- [WHAT TO DO] Determine how many lines carry the word "icon". Output that number only.

_ _ _ _ _ _ _

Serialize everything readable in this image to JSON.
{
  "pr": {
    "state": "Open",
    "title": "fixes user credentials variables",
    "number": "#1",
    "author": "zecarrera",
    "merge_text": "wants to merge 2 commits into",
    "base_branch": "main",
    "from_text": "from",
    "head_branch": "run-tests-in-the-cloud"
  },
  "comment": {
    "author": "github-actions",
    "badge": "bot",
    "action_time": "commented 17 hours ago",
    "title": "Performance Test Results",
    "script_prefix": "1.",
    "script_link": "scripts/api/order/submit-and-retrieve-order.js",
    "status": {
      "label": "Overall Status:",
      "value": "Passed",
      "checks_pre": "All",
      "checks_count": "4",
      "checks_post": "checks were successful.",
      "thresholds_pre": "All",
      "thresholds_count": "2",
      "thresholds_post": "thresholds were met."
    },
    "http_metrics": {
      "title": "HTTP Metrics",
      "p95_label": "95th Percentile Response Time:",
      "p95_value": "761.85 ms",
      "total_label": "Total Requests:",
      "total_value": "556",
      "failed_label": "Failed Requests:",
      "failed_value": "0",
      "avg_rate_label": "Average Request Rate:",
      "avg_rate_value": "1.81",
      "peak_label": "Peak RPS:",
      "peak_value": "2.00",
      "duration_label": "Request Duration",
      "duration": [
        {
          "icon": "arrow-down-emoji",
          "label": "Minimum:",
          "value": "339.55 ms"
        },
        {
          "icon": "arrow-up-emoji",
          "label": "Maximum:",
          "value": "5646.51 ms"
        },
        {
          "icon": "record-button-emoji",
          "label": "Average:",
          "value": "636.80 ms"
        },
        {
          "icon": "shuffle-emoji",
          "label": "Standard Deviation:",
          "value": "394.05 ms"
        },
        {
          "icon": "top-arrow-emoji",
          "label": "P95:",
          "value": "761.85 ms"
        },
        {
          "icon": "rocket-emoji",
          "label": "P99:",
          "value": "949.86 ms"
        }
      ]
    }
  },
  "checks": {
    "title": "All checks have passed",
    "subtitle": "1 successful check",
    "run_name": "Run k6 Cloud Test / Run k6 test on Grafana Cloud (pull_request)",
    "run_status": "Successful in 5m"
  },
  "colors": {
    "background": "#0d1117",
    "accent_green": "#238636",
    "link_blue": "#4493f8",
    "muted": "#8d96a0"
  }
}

_ _ _ _ _ _ _

- [ANSWER TO THE PROBLEM] 6